[YOUR TASK]:
From the entries that follow, pick out all lines holding "Levering".

[DATA SHOWN]:
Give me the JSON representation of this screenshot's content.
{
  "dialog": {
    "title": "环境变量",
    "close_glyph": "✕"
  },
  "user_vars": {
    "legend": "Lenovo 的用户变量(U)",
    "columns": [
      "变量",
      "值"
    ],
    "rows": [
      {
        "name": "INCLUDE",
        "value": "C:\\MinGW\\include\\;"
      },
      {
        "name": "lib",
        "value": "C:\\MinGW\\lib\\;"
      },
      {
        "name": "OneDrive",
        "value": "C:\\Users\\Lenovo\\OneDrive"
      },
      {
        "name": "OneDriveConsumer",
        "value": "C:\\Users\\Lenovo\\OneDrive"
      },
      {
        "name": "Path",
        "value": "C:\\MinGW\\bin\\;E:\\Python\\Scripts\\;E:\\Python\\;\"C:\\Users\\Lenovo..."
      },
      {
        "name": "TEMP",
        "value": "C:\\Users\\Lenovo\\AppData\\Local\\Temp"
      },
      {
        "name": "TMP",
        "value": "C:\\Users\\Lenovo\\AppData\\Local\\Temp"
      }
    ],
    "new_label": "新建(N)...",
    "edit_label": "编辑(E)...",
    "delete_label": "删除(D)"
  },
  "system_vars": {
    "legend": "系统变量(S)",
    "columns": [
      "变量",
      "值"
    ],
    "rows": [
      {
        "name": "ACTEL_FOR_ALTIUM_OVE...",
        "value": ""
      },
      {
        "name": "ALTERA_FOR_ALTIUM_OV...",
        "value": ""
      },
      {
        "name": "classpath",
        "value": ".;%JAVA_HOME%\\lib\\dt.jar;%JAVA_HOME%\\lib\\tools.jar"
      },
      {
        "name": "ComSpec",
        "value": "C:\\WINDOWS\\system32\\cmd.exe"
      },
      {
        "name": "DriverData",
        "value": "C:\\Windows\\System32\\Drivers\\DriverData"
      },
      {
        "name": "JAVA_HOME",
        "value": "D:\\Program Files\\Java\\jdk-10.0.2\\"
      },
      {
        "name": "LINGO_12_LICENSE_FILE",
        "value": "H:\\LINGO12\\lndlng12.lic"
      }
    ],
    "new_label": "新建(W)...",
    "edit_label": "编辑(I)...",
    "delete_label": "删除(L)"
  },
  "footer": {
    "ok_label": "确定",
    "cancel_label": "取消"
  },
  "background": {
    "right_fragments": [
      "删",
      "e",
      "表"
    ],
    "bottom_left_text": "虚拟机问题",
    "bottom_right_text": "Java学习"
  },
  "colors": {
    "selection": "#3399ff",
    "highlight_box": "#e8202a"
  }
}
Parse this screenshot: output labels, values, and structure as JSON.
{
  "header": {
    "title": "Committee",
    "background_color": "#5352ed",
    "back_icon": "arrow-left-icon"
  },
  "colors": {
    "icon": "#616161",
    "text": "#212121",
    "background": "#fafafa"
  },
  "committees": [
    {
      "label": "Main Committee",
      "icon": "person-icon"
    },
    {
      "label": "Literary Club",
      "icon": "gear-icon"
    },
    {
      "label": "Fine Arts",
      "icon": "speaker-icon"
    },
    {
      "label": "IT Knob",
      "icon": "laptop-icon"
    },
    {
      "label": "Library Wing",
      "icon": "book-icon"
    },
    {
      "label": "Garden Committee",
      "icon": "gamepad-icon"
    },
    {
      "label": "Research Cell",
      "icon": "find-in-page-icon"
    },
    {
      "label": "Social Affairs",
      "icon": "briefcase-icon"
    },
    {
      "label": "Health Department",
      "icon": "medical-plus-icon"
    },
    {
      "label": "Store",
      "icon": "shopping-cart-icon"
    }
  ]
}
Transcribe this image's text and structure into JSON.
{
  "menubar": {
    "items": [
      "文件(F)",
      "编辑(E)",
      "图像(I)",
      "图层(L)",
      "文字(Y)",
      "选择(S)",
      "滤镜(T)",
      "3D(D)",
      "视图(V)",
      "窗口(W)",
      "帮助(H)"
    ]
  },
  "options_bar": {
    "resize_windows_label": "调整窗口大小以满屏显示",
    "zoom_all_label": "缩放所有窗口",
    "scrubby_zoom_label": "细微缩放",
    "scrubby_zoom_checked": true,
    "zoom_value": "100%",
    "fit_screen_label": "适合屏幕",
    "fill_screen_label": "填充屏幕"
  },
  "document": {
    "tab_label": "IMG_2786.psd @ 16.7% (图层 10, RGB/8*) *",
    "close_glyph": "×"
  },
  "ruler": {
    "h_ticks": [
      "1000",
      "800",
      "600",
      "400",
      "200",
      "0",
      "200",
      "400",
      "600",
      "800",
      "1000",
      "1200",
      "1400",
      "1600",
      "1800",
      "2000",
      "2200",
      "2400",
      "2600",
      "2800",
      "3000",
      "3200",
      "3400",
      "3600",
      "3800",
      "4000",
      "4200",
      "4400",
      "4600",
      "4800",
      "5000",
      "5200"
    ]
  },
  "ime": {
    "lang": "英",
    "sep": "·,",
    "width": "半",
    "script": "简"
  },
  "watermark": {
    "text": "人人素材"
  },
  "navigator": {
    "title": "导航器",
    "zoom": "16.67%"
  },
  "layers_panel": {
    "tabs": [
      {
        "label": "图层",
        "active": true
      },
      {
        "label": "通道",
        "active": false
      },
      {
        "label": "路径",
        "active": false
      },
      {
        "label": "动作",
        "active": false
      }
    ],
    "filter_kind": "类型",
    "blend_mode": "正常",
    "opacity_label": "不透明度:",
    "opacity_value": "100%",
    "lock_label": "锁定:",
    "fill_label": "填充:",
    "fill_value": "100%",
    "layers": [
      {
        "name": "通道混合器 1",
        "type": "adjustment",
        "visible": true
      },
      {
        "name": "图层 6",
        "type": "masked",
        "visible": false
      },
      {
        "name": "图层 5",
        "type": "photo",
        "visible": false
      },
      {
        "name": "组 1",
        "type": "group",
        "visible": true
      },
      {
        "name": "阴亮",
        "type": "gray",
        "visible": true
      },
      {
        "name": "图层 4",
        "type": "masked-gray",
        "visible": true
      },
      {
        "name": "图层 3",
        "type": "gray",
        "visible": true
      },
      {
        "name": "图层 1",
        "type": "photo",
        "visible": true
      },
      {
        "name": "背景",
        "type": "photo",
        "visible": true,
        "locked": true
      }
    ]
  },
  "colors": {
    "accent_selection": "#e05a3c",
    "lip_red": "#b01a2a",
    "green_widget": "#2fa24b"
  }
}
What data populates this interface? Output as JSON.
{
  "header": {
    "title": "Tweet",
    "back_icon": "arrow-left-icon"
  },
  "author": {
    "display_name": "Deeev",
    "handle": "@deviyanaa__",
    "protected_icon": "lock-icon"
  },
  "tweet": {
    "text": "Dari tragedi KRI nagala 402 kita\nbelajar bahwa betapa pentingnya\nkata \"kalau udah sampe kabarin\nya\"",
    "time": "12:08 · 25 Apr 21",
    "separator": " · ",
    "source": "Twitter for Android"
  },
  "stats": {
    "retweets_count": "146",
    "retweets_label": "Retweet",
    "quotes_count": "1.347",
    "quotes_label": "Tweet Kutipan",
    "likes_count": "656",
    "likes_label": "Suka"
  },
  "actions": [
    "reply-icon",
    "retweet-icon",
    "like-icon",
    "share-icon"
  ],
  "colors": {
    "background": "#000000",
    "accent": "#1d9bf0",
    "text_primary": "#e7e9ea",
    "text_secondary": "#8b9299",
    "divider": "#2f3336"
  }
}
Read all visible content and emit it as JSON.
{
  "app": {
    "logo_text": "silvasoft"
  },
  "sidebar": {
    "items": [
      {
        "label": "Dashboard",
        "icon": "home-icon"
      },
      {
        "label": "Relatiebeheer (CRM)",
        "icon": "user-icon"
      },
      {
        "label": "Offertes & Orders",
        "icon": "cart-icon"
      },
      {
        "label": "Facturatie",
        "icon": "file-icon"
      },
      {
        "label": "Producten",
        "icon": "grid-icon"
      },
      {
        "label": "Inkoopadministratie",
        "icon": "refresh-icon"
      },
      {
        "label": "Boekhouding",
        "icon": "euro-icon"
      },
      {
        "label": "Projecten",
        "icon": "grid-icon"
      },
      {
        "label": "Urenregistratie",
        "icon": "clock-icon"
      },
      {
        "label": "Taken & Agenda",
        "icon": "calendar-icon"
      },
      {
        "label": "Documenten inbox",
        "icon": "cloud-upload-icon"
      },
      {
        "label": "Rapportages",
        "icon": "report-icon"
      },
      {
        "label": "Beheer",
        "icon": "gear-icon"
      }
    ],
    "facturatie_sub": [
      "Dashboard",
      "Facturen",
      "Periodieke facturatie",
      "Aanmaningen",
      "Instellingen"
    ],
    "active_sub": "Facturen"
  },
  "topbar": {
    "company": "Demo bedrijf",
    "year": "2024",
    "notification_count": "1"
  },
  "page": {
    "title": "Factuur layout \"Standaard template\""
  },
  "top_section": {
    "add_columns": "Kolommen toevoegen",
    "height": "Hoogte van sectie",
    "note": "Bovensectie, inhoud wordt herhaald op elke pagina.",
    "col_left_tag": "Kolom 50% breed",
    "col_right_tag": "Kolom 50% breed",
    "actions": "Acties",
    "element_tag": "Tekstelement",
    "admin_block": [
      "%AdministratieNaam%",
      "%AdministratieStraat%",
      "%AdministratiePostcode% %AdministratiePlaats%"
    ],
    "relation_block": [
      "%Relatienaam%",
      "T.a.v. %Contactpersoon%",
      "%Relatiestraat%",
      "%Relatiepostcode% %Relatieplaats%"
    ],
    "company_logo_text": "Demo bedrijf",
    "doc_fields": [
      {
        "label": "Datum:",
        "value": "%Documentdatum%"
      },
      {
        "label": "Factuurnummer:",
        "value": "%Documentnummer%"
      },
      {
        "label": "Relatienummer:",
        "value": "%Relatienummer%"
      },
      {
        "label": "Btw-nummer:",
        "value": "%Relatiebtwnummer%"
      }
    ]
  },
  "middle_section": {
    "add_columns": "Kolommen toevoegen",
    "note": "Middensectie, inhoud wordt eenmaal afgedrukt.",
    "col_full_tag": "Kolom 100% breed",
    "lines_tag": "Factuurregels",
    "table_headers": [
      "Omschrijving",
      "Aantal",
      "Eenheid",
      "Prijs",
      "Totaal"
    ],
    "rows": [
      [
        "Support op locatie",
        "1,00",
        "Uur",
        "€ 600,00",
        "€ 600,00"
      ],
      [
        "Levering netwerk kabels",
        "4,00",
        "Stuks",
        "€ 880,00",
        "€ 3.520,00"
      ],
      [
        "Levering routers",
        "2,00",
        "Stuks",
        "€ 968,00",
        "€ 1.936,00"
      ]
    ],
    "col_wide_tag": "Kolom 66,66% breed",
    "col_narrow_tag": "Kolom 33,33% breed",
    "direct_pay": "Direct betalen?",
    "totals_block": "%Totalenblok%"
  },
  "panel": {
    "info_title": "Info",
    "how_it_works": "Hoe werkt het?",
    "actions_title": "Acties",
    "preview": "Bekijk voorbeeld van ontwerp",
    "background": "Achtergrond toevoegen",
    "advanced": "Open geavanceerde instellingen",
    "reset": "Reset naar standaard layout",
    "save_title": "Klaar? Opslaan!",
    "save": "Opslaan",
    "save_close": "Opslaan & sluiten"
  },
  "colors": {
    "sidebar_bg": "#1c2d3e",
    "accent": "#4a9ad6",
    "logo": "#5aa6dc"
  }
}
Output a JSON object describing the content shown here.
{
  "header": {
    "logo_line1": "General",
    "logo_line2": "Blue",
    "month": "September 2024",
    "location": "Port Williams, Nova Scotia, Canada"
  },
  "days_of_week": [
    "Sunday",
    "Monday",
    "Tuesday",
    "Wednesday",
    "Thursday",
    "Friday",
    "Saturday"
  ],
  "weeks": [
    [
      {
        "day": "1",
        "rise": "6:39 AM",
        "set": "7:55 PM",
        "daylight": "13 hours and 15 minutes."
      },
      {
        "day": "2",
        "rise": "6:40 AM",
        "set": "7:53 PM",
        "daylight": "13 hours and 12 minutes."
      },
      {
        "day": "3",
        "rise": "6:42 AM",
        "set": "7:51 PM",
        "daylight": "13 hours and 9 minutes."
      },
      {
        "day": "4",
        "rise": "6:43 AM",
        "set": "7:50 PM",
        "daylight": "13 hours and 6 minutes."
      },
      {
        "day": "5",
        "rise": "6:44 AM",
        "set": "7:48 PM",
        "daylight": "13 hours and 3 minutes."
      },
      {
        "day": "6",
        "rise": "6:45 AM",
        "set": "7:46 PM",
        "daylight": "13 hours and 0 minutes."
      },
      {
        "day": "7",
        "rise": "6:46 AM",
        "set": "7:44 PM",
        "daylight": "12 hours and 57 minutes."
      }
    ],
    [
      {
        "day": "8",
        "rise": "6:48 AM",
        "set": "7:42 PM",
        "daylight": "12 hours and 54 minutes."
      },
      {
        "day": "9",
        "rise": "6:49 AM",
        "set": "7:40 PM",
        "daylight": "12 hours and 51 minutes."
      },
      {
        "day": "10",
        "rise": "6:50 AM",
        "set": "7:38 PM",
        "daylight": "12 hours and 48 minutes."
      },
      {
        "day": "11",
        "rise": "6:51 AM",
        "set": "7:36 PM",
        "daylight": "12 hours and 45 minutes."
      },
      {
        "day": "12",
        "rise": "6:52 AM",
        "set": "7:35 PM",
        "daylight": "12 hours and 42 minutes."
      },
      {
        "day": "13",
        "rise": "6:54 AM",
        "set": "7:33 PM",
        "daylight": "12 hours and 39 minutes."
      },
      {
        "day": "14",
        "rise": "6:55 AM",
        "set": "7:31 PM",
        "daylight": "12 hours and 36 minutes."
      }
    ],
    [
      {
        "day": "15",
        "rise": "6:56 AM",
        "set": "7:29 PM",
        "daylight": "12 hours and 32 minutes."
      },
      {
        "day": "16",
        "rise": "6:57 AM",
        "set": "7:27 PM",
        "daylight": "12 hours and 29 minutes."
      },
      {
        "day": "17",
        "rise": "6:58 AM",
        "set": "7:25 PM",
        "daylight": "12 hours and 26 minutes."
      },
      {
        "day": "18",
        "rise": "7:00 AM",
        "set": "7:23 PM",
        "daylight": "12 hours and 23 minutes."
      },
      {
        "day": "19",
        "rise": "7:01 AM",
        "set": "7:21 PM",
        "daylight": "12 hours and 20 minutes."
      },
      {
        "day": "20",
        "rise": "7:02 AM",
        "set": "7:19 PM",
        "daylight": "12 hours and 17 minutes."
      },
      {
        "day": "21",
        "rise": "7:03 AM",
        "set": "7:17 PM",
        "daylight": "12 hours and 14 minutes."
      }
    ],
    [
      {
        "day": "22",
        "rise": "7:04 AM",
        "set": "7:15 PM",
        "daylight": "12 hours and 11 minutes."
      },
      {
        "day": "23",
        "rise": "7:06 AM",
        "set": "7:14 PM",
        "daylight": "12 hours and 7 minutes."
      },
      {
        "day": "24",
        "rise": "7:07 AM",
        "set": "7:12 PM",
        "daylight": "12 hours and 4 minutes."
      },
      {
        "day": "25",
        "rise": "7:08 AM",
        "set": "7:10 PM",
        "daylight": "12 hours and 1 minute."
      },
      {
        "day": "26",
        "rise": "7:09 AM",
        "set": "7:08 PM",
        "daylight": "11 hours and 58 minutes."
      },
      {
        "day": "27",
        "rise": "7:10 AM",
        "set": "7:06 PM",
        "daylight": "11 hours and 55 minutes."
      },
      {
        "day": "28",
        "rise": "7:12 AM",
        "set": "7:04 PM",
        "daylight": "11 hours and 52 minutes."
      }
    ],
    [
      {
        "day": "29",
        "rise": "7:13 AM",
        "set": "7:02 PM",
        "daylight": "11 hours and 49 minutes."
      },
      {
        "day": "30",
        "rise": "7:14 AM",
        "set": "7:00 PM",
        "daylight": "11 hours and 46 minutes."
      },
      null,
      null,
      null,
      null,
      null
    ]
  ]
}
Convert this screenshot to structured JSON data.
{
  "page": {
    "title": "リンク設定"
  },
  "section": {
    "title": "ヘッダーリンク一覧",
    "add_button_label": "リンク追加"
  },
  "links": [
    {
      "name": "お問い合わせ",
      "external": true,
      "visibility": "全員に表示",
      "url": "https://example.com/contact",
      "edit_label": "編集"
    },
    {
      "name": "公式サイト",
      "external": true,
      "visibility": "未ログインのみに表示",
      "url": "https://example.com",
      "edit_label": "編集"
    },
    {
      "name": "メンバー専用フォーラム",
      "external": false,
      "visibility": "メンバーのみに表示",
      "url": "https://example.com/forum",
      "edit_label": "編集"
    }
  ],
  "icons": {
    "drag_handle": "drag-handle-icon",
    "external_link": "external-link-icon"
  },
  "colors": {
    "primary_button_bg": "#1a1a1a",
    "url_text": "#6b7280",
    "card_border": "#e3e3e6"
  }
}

[PROBLEM SOLUTION]:
        "Levering netwerk kabels",
        "Levering routers",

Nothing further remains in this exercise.